#### Entries

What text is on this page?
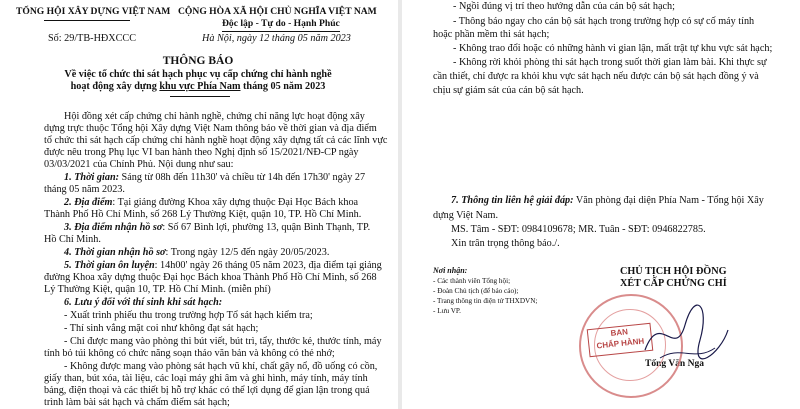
TỔNG HỘI XÂY DỰNG VIỆT NAM CỘNG HÒA XÃ HỘI CHỦ NGHĨA VIỆT NAM
Độc lập - Tự do - Hạnh Phúc
Số: 29/TB-HĐXCCC	Hà Nội, ngày 12 tháng 05 năm 2023
THÔNG BÁO
Về việc tổ chức thi sát hạch phục vụ cấp chứng chỉ hành nghề
hoạt động xây dựng khu vực Phía Nam tháng 05 năm 2023
Hội đồng xét cấp chứng chỉ hành nghề, chứng chỉ năng lực hoạt động xây
dựng trực thuộc Tổng hội Xây dựng Việt Nam thông báo về thời gian và địa điểm
tổ chức thi sát hạch cấp chứng chỉ hành nghề hoạt động xây dựng tất cả các lĩnh vực
được nêu trong Phụ lục VI ban hành theo Nghị định số 15/2021/NĐ-CP ngày
03/03/2021 của Chính Phủ. Nội dung như sau:
1. Thời gian: Sáng từ 08h đến 11h30' và chiều từ 14h đến 17h30' ngày 27
tháng 05 năm 2023.
2. Địa điểm: Tại giảng đường Khoa xây dựng thuộc Đại Học Bách khoa
Thành Phố Hồ Chí Minh, số 268 Lý Thường Kiệt, quận 10, TP. Hồ Chí Minh.
3. Địa điểm nhận hồ sơ: Số 67 Bình lợi, phường 13, quận Bình Thạnh, TP.
Hồ Chí Minh.
4. Thời gian nhận hồ sơ: Trong ngày 12/5 đến ngày 20/05/2023.
5. Thời gian ôn luyện: 14h00' ngày 26 tháng 05 năm 2023, địa điểm tại giảng
đường Khoa xây dựng thuộc Đại học Bách khoa Thành Phố Hồ Chí Minh, số 268
Lý Thường Kiệt, quận 10, TP. Hồ Chí Minh. (miễn phí)
6. Lưu ý đối với thí sinh khi sát hạch:
- Xuất trình phiếu thu trong trường hợp Tổ sát hạch kiểm tra;
- Thí sinh vắng mặt coi như không đạt sát hạch;
- Chỉ được mang vào phòng thi bút viết, bút trì, tẩy, thước kẻ, thước tính, máy
tính bỏ túi không có chức năng soạn thảo văn bản và không có thẻ nhớ;
- Không được mang vào phòng sát hạch vũ khí, chất gây nổ, đồ uống có cồn,
giấy than, bút xóa, tài liệu, các loại máy ghi âm và ghi hình, máy tính, máy tính
bảng, điện thoại và các thiết bị hỗ trợ khác có thể lợi dụng để gian lận trong quá
trình làm bài sát hạch và chấm điểm sát hạch;
- Ngồi đúng vị trí theo hướng dẫn của cán bộ sát hạch;
- Thông báo ngay cho cán bộ sát hạch trong trường hợp có sự cố máy tính
hoặc phần mềm thi sát hạch;
- Không trao đổi hoặc có những hành vi gian lận, mất trật tự khu vực sát hạch;
- Không rời khỏi phòng thi sát hạch trong suốt thời gian làm bài. Khi thực sự
cần thiết, chỉ được ra khỏi khu vực sát hạch nếu được cán bộ sát hạch đồng ý và
chịu sự giám sát của cán bộ sát hạch.
7. Thông tin liên hệ giải đáp: Văn phòng đại diện Phía Nam - Tổng hội Xây
dựng Việt Nam.
MS. Tâm - SĐT: 0984109678; MR. Tuân - SĐT: 0946822785.
Xin trân trọng thông báo./.
Nơi nhận:
- Các thành viên Tổng hội;
- Đoàn Chủ tịch (để báo cáo);
- Trang thông tin điện tử THXDVN;
- Lưu VP.
CHỦ TỊCH HỘI ĐỒNG
XÉT CẤP CHỨNG CHỈ
Tống Văn Nga
BAN
CHẤP HÀNH
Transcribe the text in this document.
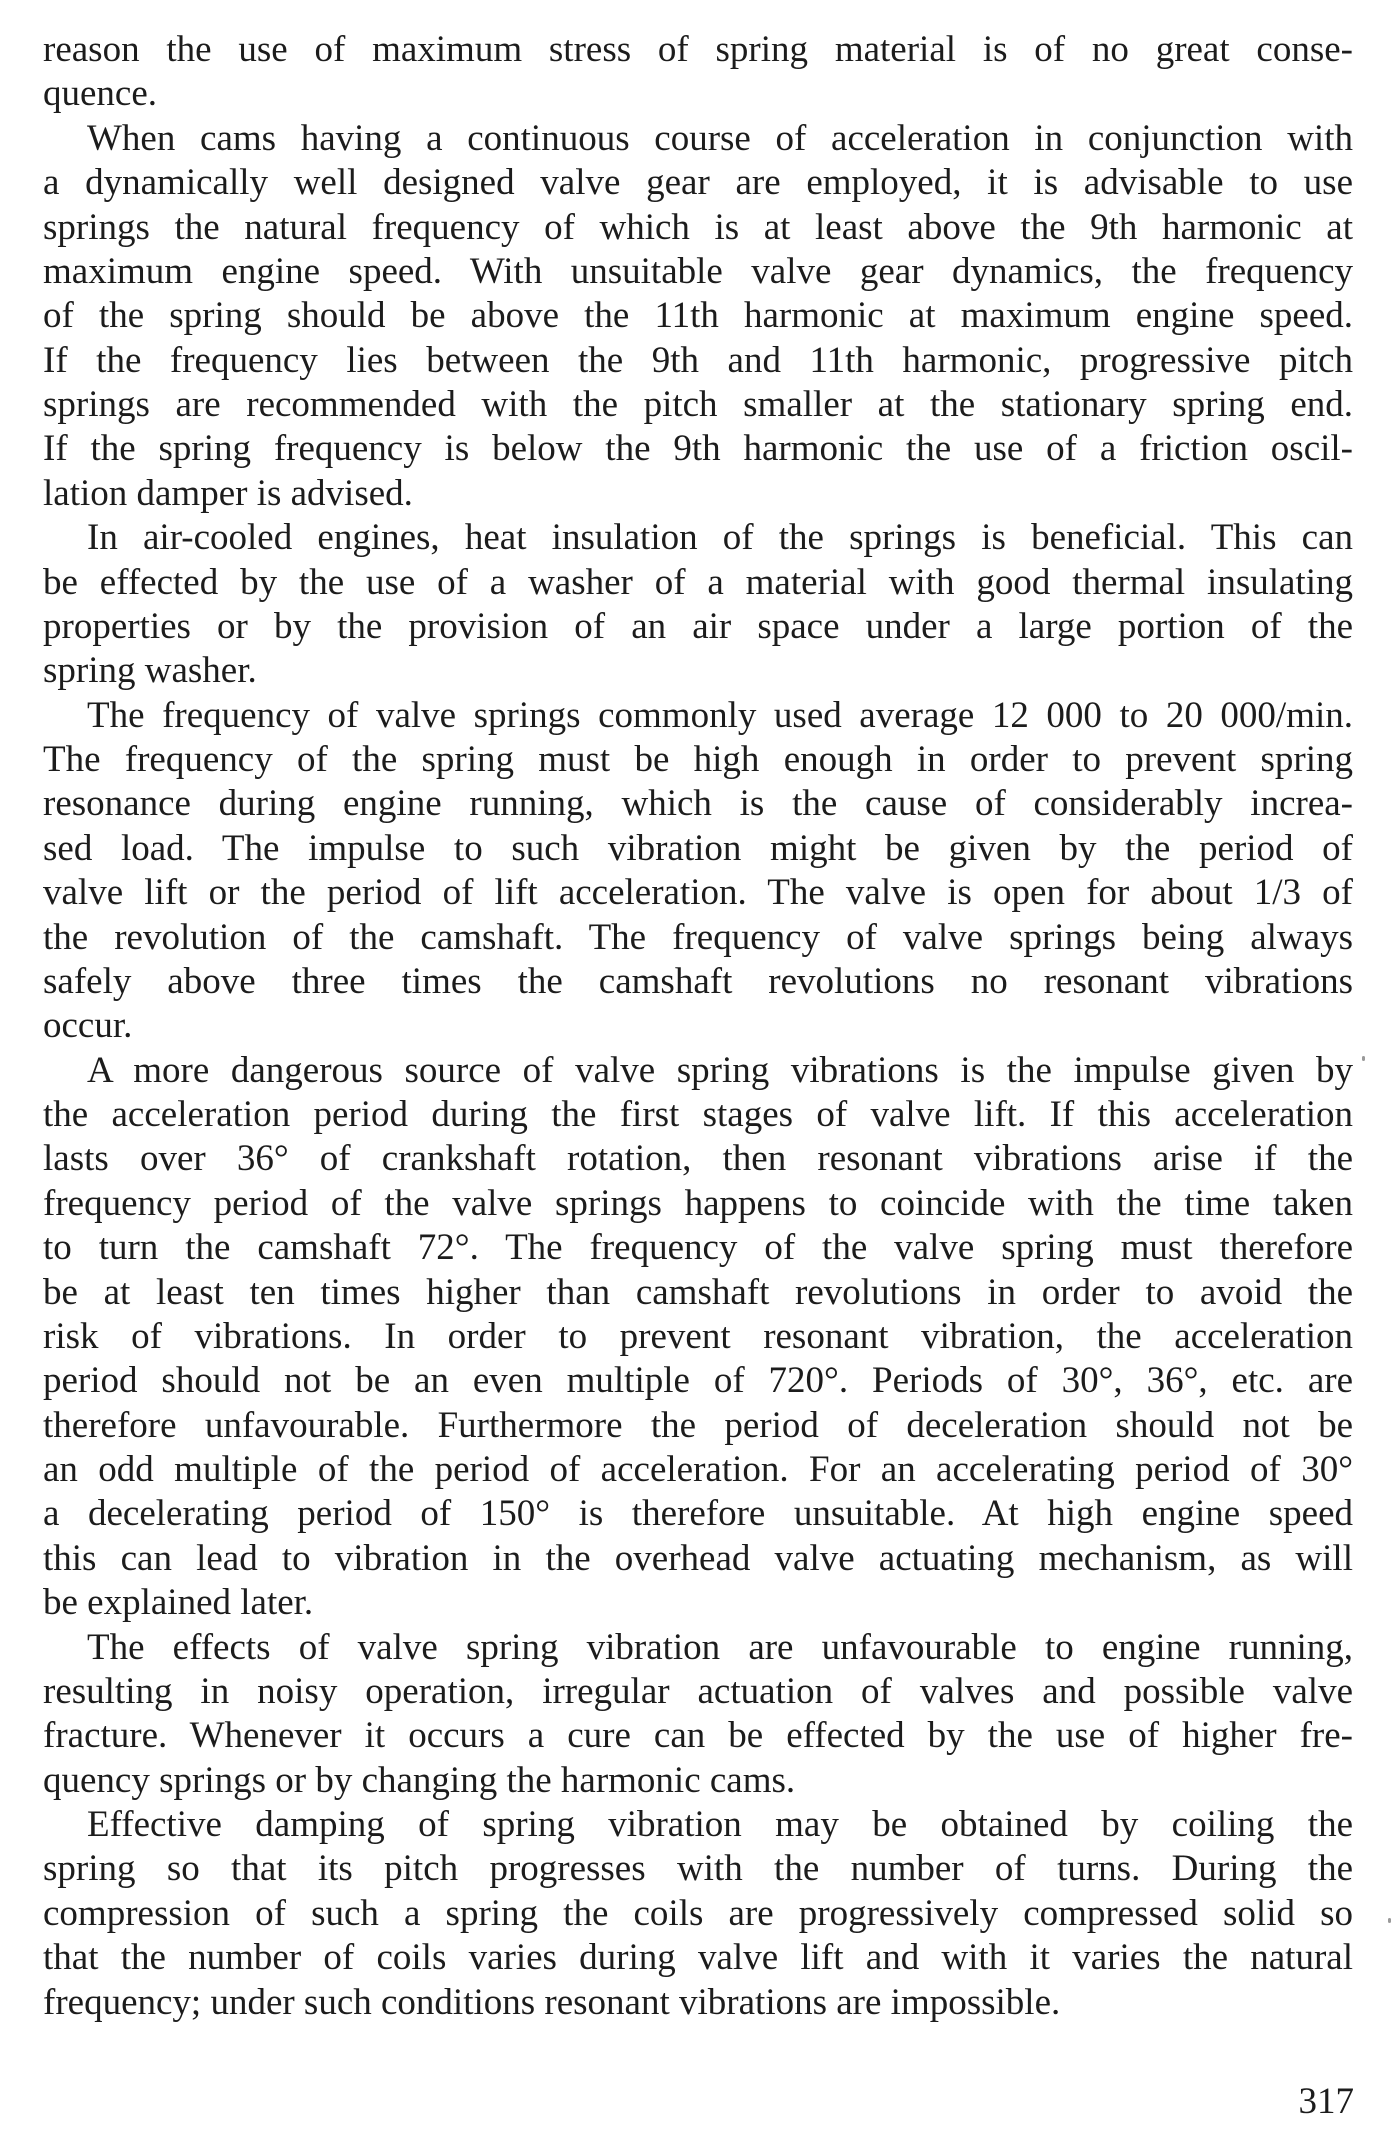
reason the use of maximum stress of spring material is of no great conse-
quence.
When cams having a continuous course of acceleration in conjunction with
a dynamically well designed valve gear are employed, it is advisable to use
springs the natural frequency of which is at least above the 9th harmonic at
maximum engine speed. With unsuitable valve gear dynamics, the frequency
of the spring should be above the 11th harmonic at maximum engine speed.
If the frequency lies between the 9th and 11th harmonic, progressive pitch
springs are recommended with the pitch smaller at the stationary spring end.
If the spring frequency is below the 9th harmonic the use of a friction oscil-
lation damper is advised.
In air-cooled engines, heat insulation of the springs is beneficial. This can
be effected by the use of a washer of a material with good thermal insulating
properties or by the provision of an air space under a large portion of the
spring washer.
The frequency of valve springs commonly used average 12 000 to 20 000/min.
The frequency of the spring must be high enough in order to prevent spring
resonance during engine running, which is the cause of considerably increa-
sed load. The impulse to such vibration might be given by the period of
valve lift or the period of lift acceleration. The valve is open for about 1/3 of
the revolution of the camshaft. The frequency of valve springs being always
safely above three times the camshaft revolutions no resonant vibrations
occur.
A more dangerous source of valve spring vibrations is the impulse given by
the acceleration period during the first stages of valve lift. If this acceleration
lasts over 36° of crankshaft rotation, then resonant vibrations arise if the
frequency period of the valve springs happens to coincide with the time taken
to turn the camshaft 72°. The frequency of the valve spring must therefore
be at least ten times higher than camshaft revolutions in order to avoid the
risk of vibrations. In order to prevent resonant vibration, the acceleration
period should not be an even multiple of 720°. Periods of 30°, 36°, etc. are
therefore unfavourable. Furthermore the period of deceleration should not be
an odd multiple of the period of acceleration. For an accelerating period of 30°
a decelerating period of 150° is therefore unsuitable. At high engine speed
this can lead to vibration in the overhead valve actuating mechanism, as will
be explained later.
The effects of valve spring vibration are unfavourable to engine running,
resulting in noisy operation, irregular actuation of valves and possible valve
fracture. Whenever it occurs a cure can be effected by the use of higher fre-
quency springs or by changing the harmonic cams.
Effective damping of spring vibration may be obtained by coiling the
spring so that its pitch progresses with the number of turns. During the
compression of such a spring the coils are progressively compressed solid so
that the number of coils varies during valve lift and with it varies the natural
frequency; under such conditions resonant vibrations are impossible.
317
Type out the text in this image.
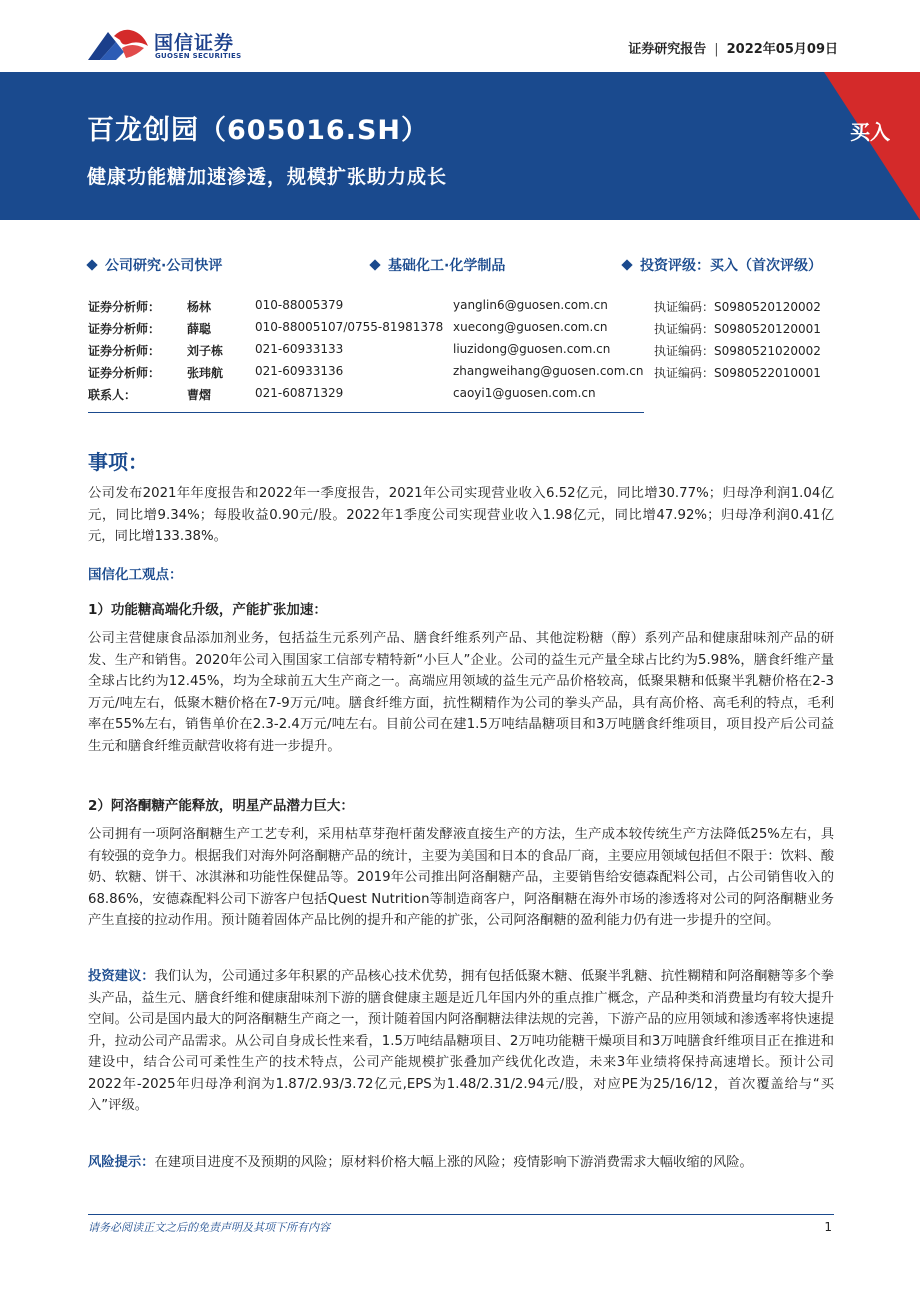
国信证券
GUOSEN SECURITIES	证券研究报告 | 2022年05月09日
百龙创园（605016.SH）
健康功能糖加速渗透，规模扩张助力成长
买入
公司研究·公司快评	基础化工·化学制品	投资评级：买入（首次评级）
证券分析师： 杨林	010-88005379	yanglin6@guosen.com.cn	执证编码：S0980520120002
证券分析师： 薛聪	010-88005107/0755-81981378 xuecong@guosen.com.cn	执证编码：S0980520120001
证券分析师： 刘子栋	021-60933133	liuzidong@guosen.com.cn	执证编码：S0980521020002
证券分析师： 张玮航	021-60933136	zhangweihang@guosen.com.cn 执证编码：S0980522010001
联系人：	曹熠	021-60871329	caoyi1@guosen.com.cn
事项：

公司发布2021年年度报告和2022年一季度报告，2021年公司实现营业收入6.52亿元，同比增30.77%；归母净利润1.04亿元，同比增9.34%；每股收益0.90元/股。2022年1季度公司实现营业收入1.98亿元，同比增47.92%；归母净利润0.41亿元，同比增133.38%。

国信化工观点：
1）功能糖高端化升级，产能扩张加速：

公司主营健康食品添加剂业务，包括益生元系列产品、膳食纤维系列产品、其他淀粉糖（醇）系列产品和健康甜味剂产品的研发、生产和销售。2020年公司入围国家工信部专精特新“小巨人”企业。公司的益生元产量全球占比约为5.98%，膳食纤维产量全球占比约为12.45%，均为全球前五大生产商之一。高端应用领域的益生元产品价格较高，低聚果糖和低聚半乳糖价格在2-3万元/吨左右，低聚木糖价格在7-9万元/吨。膳食纤维方面，抗性糊精作为公司的拳头产品，具有高价格、高毛利的特点，毛利率在55%左右，销售单价在2.3-2.4万元/吨左右。目前公司在建1.5万吨结晶糖项目和3万吨膳食纤维项目，项目投产后公司益生元和膳食纤维贡献营收将有进一步提升。

2）阿洛酮糖产能释放，明星产品潜力巨大：

公司拥有一项阿洛酮糖生产工艺专利，采用枯草芽孢杆菌发酵液直接生产的方法，生产成本较传统生产方法降低25%左右，具有较强的竞争力。根据我们对海外阿洛酮糖产品的统计，主要为美国和日本的食品厂商，主要应用领域包括但不限于：饮料、酸奶、软糖、饼干、冰淇淋和功能性保健品等。2019年公司推出阿洛酮糖产品，主要销售给安德森配料公司，占公司销售收入的68.86%，安德森配料公司下游客户包括Quest Nutrition等制造商客户，阿洛酮糖在海外市场的渗透将对公司的阿洛酮糖业务产生直接的拉动作用。预计随着固体产品比例的提升和产能的扩张，公司阿洛酮糖的盈利能力仍有进一步提升的空间。

投资建议：我们认为，公司通过多年积累的产品核心技术优势，拥有包括低聚木糖、低聚半乳糖、抗性糊精和阿洛酮糖等多个拳头产品，益生元、膳食纤维和健康甜味剂下游的膳食健康主题是近几年国内外的重点推广概念，产品种类和消费量均有较大提升空间。公司是国内最大的阿洛酮糖生产商之一，预计随着国内阿洛酮糖法律法规的完善，下游产品的应用领域和渗透率将快速提升，拉动公司产品需求。从公司自身成长性来看，1.5万吨结晶糖项目、2万吨功能糖干燥项目和3万吨膳食纤维项目正在推进和建设中，结合公司可柔性生产的技术特点，公司产能规模扩张叠加产线优化改造，未来3年业绩将保持高速增长。预计公司2022年-2025年归母净利润为1.87/2.93/3.72亿元,EPS为1.48/2.31/2.94元/股，对应PE为25/16/12，首次覆盖给与“买入”评级。

风险提示：在建项目进度不及预期的风险；原材料价格大幅上涨的风险；疫情影响下游消费需求大幅收缩的风险。

请务必阅读正文之后的免责声明及其项下所有内容	1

########

> **Short exercise**:
From the listing above, collect every line that mentions the word "mang".

> **Solution to this problem**:
- Chỉ được mang vào phòng thi bút viết, bút trì, tẩy, thước kẻ, thước tính, máy
- Không được mang vào phòng sát hạch vũ khí, chất gây nổ, đồ uống có cồn,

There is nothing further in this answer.